→ **Dataset excerpts**:
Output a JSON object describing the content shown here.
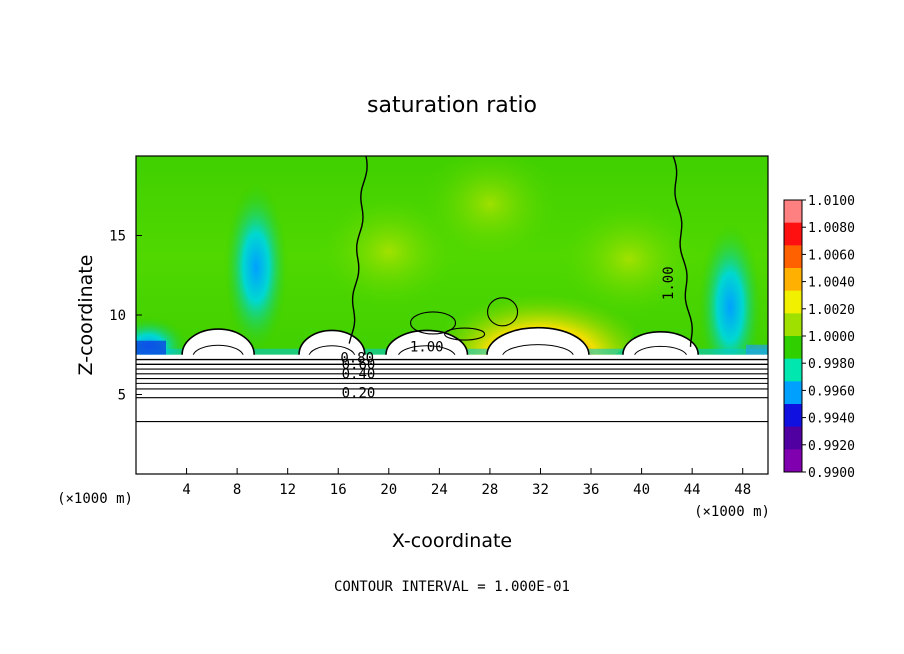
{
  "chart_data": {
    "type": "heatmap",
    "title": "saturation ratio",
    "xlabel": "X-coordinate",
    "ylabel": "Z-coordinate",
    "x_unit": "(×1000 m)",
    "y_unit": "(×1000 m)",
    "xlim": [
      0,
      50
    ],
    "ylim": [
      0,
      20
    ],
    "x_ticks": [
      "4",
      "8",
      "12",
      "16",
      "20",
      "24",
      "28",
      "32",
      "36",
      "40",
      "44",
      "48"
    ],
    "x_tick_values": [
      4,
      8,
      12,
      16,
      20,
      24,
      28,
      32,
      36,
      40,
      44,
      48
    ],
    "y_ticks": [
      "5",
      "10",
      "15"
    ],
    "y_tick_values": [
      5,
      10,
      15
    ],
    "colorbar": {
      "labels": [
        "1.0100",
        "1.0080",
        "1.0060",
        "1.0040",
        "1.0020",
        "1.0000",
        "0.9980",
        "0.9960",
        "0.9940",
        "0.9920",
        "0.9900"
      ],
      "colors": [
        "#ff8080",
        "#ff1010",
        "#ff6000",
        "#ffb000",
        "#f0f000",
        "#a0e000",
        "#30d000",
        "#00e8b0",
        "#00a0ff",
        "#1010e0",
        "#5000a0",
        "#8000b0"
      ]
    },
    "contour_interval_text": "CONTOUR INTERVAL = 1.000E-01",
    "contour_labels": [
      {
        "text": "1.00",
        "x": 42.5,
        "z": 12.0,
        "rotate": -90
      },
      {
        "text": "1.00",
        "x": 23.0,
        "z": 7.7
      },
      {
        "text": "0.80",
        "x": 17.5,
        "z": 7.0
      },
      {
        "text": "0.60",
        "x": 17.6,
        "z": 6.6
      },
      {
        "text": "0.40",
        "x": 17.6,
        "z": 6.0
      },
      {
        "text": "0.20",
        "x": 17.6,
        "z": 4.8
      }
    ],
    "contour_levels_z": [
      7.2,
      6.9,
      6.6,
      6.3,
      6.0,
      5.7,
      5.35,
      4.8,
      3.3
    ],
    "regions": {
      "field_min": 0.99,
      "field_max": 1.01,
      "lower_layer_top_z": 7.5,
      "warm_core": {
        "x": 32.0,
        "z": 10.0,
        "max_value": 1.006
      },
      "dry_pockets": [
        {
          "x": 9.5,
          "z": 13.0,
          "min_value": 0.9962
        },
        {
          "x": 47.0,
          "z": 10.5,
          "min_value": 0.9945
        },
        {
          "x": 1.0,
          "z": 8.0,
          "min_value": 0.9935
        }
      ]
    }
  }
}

==

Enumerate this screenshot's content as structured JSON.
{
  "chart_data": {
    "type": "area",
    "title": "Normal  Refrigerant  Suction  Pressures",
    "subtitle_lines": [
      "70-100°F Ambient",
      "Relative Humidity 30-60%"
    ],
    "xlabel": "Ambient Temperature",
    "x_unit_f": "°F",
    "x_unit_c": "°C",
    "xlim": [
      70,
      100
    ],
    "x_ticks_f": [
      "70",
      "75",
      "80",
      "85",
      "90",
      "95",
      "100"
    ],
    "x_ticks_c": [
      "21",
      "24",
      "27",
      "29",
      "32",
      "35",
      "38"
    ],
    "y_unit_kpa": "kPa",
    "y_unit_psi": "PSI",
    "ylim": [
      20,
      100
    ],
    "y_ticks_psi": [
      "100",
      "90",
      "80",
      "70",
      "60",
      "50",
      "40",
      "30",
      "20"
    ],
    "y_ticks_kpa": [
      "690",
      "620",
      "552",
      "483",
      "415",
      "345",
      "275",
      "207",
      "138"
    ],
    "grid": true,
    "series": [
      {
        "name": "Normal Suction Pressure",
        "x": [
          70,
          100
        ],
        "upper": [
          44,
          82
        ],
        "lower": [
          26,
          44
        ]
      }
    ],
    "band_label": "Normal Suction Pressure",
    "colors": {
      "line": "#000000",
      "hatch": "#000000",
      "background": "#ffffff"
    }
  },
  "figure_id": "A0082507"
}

→ **Task statement**: Where a line above contains the word "coordinate", copy that line.

→ **Solved exercise**:
    "xlabel": "X-coordinate",
    "ylabel": "Z-coordinate",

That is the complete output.